### REQUIREMENTS:
Write every entry out again exactly, please, and skip the pictures.

### DATA IN THIS EXERCISE:
^^^^^^^^^^^^^^^^

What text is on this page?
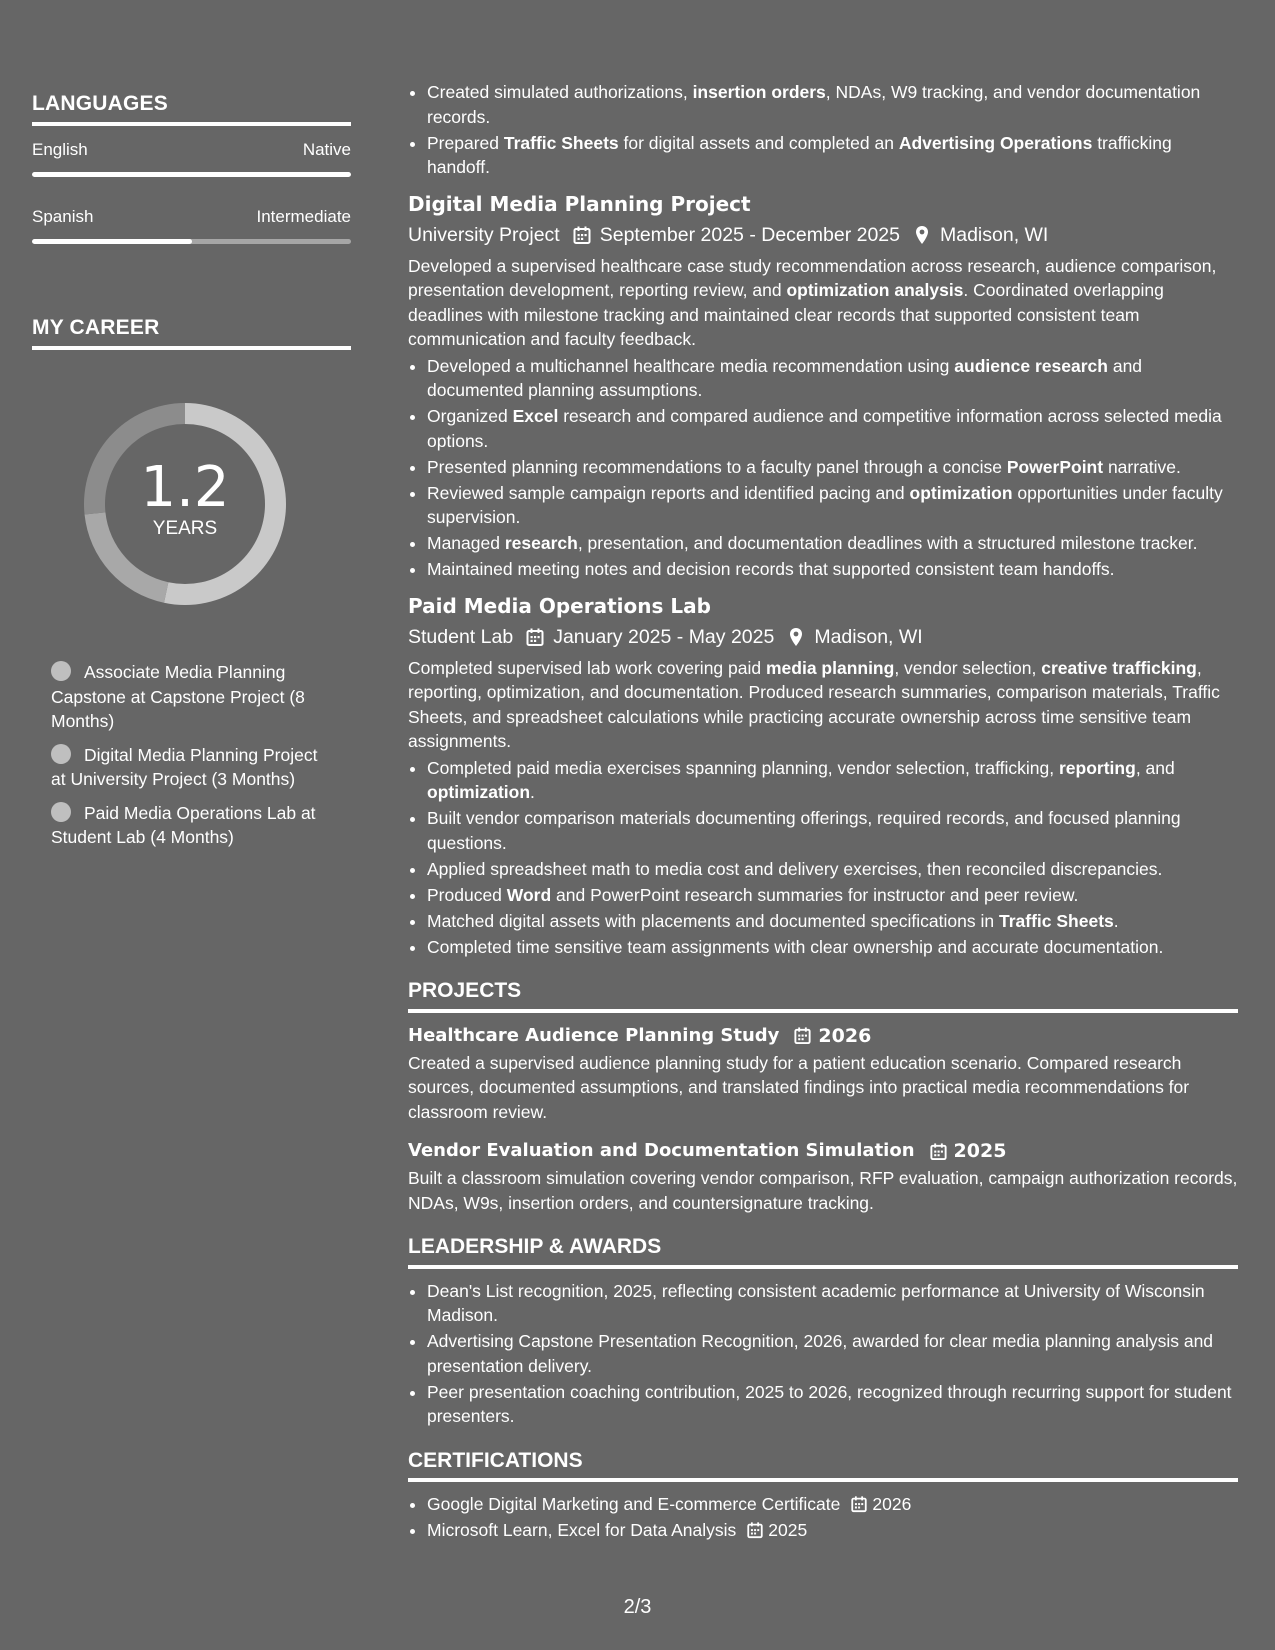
LANGUAGES
English	Native
Spanish	Intermediate
MY CAREER
1.2
YEARS
Associate Media Planning Capstone at Capstone Project (8 Months)
Digital Media Planning Project at University Project (3 Months)
Paid Media Operations Lab at Student Lab (4 Months)
• Created simulated authorizations, insertion orders, NDAs, W9 tracking, and vendor documentation records.
• Prepared Traffic Sheets for digital assets and completed an Advertising Operations trafficking handoff.
Digital Media Planning Project
University Project September 2025 - December 2025 Madison, WI
Developed a supervised healthcare case study recommendation across research, audience comparison, presentation development, reporting review, and optimization analysis. Coordinated overlapping deadlines with milestone tracking and maintained clear records that supported consistent team communication and faculty feedback.
• Developed a multichannel healthcare media recommendation using audience research and documented planning assumptions.
• Organized Excel research and compared audience and competitive information across selected media options.
• Presented planning recommendations to a faculty panel through a concise PowerPoint narrative.
• Reviewed sample campaign reports and identified pacing and optimization opportunities under faculty supervision.
• Managed research, presentation, and documentation deadlines with a structured milestone tracker.
• Maintained meeting notes and decision records that supported consistent team handoffs.
Paid Media Operations Lab
Student Lab January 2025 - May 2025 Madison, WI
Completed supervised lab work covering paid media planning, vendor selection, creative trafficking, reporting, optimization, and documentation. Produced research summaries, comparison materials, Traffic Sheets, and spreadsheet calculations while practicing accurate ownership across time sensitive team assignments.
• Completed paid media exercises spanning planning, vendor selection, trafficking, reporting, and optimization.
• Built vendor comparison materials documenting offerings, required records, and focused planning questions.
• Applied spreadsheet math to media cost and delivery exercises, then reconciled discrepancies.
• Produced Word and PowerPoint research summaries for instructor and peer review.
• Matched digital assets with placements and documented specifications in Traffic Sheets.
• Completed time sensitive team assignments with clear ownership and accurate documentation.
PROJECTS
Healthcare Audience Planning Study 2026
Created a supervised audience planning study for a patient education scenario. Compared research sources, documented assumptions, and translated findings into practical media recommendations for classroom review.
Vendor Evaluation and Documentation Simulation 2025
Built a classroom simulation covering vendor comparison, RFP evaluation, campaign authorization records, NDAs, W9s, insertion orders, and countersignature tracking.
LEADERSHIP & AWARDS
• Dean's List recognition, 2025, reflecting consistent academic performance at University of Wisconsin Madison.
• Advertising Capstone Presentation Recognition, 2026, awarded for clear media planning analysis and presentation delivery.
• Peer presentation coaching contribution, 2025 to 2026, recognized through recurring support for student presenters.
CERTIFICATIONS
• Google Digital Marketing and E-commerce Certificate 2026
• Microsoft Learn, Excel for Data Analysis 2025
2/3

^^^^^^^^^^^^^^^^

### SOLUTION TO THIS PROBLEM:
What text is on this page?
LANGUAGES
English	Native
Spanish	Intermediate
MY CAREER
1.2
YEARS
Associate Media Planning Capstone at Capstone Project (8 Months)
Digital Media Planning Project at University Project (3 Months)
Paid Media Operations Lab at Student Lab (4 Months)
• Created simulated authorizations, insertion orders, NDAs, W9 tracking, and vendor documentation records.
• Prepared Traffic Sheets for digital assets and completed an Advertising Operations trafficking handoff.
Digital Media Planning Project
University Project September 2025 - December 2025 Madison, WI
Developed a supervised healthcare case study recommendation across research, audience comparison, presentation development, reporting review, and optimization analysis. Coordinated overlapping deadlines with milestone tracking and maintained clear records that supported consistent team communication and faculty feedback.
• Developed a multichannel healthcare media recommendation using audience research and documented planning assumptions.
• Organized Excel research and compared audience and competitive information across selected media options.
• Presented planning recommendations to a faculty panel through a concise PowerPoint narrative.
• Reviewed sample campaign reports and identified pacing and optimization opportunities under faculty supervision.
• Managed research, presentation, and documentation deadlines with a structured milestone tracker.
• Maintained meeting notes and decision records that supported consistent team handoffs.
Paid Media Operations Lab
Student Lab January 2025 - May 2025 Madison, WI
Completed supervised lab work covering paid media planning, vendor selection, creative trafficking, reporting, optimization, and documentation. Produced research summaries, comparison materials, Traffic Sheets, and spreadsheet calculations while practicing accurate ownership across time sensitive team assignments.
• Completed paid media exercises spanning planning, vendor selection, trafficking, reporting, and optimization.
• Built vendor comparison materials documenting offerings, required records, and focused planning questions.
• Applied spreadsheet math to media cost and delivery exercises, then reconciled discrepancies.
• Produced Word and PowerPoint research summaries for instructor and peer review.
• Matched digital assets with placements and documented specifications in Traffic Sheets.
• Completed time sensitive team assignments with clear ownership and accurate documentation.
PROJECTS
Healthcare Audience Planning Study 2026
Created a supervised audience planning study for a patient education scenario. Compared research sources, documented assumptions, and translated findings into practical media recommendations for classroom review.
Vendor Evaluation and Documentation Simulation 2025
Built a classroom simulation covering vendor comparison, RFP evaluation, campaign authorization records, NDAs, W9s, insertion orders, and countersignature tracking.
LEADERSHIP & AWARDS
• Dean's List recognition, 2025, reflecting consistent academic performance at University of Wisconsin Madison.
• Advertising Capstone Presentation Recognition, 2026, awarded for clear media planning analysis and presentation delivery.
• Peer presentation coaching contribution, 2025 to 2026, recognized through recurring support for student presenters.
CERTIFICATIONS
• Google Digital Marketing and E-commerce Certificate 2026
• Microsoft Learn, Excel for Data Analysis 2025
2/3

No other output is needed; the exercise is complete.